[Collection entries]
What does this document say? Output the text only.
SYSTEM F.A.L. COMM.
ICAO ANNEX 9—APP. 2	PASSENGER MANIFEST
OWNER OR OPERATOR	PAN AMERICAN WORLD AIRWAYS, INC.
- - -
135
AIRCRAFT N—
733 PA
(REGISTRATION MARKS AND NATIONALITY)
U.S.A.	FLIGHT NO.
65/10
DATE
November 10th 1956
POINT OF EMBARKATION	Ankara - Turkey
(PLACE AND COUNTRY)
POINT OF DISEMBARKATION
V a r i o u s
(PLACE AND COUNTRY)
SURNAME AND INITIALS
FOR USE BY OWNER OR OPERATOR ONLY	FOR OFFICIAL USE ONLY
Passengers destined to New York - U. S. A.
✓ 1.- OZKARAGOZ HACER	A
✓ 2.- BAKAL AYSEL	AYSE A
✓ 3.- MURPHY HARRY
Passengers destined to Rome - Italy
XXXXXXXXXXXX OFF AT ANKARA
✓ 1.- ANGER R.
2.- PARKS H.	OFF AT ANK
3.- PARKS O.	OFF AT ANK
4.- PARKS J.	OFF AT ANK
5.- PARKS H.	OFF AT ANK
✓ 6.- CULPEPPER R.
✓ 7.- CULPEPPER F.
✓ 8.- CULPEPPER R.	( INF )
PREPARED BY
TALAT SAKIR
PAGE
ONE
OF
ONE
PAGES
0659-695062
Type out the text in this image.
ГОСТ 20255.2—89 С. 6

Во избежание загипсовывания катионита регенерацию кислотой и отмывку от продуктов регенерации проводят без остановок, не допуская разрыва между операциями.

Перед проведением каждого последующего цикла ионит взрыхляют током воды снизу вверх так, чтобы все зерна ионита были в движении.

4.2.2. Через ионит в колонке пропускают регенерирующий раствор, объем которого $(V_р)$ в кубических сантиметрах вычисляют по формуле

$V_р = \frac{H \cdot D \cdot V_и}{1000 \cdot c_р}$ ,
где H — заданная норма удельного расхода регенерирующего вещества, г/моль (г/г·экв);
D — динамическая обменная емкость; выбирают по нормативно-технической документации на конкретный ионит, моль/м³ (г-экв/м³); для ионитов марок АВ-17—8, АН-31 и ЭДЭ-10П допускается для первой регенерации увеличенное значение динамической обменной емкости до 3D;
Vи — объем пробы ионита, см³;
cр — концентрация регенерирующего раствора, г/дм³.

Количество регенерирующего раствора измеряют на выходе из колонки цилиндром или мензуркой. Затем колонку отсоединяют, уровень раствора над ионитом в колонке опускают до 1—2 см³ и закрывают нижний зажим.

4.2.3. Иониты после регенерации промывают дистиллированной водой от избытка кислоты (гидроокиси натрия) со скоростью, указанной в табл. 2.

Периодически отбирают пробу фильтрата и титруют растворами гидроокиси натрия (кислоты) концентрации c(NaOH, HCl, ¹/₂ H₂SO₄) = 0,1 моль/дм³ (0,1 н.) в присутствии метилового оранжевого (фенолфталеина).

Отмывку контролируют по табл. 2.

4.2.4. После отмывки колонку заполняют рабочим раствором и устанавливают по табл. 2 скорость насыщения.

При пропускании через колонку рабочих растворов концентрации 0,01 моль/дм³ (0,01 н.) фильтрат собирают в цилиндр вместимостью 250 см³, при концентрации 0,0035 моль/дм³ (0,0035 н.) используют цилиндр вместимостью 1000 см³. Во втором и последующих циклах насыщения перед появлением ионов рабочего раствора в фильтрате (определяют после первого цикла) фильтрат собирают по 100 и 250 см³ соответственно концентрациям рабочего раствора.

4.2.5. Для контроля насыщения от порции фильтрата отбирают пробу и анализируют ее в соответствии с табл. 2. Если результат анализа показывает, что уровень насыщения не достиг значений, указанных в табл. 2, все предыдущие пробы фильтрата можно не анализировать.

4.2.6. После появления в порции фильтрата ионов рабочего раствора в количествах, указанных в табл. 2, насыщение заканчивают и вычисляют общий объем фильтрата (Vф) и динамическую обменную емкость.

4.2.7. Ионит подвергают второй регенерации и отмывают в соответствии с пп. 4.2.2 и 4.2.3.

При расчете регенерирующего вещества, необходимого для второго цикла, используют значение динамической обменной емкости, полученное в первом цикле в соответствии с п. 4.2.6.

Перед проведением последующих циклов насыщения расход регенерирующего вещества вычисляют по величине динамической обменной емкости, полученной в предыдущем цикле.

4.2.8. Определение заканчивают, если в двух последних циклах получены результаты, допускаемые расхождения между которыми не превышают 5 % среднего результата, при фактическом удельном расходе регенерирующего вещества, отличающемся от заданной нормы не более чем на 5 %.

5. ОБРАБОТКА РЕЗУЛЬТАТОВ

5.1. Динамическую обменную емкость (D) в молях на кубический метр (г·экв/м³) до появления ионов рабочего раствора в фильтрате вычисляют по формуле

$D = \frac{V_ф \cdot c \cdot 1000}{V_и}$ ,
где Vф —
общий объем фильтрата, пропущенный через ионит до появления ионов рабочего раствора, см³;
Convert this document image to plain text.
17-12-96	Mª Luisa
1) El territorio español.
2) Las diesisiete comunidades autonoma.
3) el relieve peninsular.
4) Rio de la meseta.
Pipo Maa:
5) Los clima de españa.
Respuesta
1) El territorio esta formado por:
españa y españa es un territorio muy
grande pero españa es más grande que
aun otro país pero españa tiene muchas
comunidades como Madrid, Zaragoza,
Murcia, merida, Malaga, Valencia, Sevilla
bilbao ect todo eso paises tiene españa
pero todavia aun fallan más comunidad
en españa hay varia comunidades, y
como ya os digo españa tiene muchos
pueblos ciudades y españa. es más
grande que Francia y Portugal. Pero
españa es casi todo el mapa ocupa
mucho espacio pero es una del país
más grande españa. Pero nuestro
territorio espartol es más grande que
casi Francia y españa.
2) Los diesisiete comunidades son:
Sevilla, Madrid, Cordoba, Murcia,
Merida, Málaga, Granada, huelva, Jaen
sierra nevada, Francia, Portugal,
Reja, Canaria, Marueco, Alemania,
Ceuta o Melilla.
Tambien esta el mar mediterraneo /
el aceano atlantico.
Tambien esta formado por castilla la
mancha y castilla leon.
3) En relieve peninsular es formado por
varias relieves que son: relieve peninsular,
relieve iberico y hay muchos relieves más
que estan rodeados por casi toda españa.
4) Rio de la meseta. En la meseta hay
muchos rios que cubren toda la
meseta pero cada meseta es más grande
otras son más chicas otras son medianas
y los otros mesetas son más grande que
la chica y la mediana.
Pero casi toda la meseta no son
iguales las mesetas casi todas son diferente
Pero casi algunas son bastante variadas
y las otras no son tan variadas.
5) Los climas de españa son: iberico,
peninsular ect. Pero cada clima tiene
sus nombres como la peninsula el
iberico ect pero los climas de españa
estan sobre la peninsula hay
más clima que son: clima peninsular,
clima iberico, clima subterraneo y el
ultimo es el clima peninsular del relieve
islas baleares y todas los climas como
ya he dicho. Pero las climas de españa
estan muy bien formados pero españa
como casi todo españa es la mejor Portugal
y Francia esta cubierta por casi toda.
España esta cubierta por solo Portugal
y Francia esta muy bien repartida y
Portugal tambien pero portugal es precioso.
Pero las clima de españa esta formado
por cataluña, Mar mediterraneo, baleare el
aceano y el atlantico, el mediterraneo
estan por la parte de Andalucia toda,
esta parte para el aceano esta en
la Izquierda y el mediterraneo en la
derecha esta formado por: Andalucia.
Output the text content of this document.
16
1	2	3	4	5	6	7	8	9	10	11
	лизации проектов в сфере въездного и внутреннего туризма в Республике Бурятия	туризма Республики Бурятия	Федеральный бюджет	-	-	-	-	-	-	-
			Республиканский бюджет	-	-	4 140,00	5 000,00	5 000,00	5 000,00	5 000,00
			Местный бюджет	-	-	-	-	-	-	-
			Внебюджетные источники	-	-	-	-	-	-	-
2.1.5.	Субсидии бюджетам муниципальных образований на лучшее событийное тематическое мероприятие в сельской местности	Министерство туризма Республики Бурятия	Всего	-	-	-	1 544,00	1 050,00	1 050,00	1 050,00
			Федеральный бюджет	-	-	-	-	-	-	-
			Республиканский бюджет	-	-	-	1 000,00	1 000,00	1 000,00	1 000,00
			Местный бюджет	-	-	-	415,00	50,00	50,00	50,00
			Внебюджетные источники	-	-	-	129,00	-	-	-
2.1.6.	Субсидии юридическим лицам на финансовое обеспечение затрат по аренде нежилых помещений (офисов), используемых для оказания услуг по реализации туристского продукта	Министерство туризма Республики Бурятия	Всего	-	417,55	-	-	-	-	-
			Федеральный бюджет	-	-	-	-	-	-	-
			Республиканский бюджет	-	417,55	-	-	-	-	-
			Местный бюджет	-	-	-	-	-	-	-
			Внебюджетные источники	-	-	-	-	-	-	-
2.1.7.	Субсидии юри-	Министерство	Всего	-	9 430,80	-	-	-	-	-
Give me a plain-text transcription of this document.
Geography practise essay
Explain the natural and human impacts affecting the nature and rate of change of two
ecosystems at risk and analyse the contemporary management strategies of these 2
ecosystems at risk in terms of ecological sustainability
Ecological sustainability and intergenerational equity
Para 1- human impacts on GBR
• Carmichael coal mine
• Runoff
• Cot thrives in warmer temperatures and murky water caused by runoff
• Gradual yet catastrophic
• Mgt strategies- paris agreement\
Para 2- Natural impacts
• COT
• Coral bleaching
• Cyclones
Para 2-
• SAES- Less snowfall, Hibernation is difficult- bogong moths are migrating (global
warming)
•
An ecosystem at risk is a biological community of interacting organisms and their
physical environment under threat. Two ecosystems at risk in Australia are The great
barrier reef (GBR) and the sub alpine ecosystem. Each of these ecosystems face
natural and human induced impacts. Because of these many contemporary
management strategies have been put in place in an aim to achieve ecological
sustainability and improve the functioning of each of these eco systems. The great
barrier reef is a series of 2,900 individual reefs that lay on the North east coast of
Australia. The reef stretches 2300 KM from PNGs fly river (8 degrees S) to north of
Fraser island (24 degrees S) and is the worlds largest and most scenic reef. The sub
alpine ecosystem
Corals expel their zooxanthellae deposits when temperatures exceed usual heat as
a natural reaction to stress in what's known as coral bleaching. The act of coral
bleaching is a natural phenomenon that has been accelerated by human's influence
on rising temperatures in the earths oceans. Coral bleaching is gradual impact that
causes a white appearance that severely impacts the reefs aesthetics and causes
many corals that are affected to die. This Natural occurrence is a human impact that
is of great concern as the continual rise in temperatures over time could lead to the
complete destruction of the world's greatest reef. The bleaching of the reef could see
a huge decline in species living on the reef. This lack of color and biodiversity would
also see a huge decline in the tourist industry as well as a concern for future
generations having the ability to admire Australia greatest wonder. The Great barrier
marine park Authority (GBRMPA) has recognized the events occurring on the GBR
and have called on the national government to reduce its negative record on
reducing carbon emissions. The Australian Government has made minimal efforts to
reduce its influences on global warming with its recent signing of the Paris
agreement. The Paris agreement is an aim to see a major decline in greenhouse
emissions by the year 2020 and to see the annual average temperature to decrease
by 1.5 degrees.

Task requirements
Copy, from the material above, each line in which the string "указанных" occurs.

Written solution
4.2.5. Для контроля насыщения от порции фильтрата отбирают пробу и анализируют ее в соответствии с табл. 2. Если результат анализа показывает, что уровень насыщения не достиг значений, указанных в табл. 2, все предыдущие пробы фильтрата можно не анализировать.
4.2.6. После появления в порции фильтрата ионов рабочего раствора в количествах, указанных в табл. 2, насыщение заканчивают и вычисляют общий объем фильтрата (Vф) и динамическую обменную емкость.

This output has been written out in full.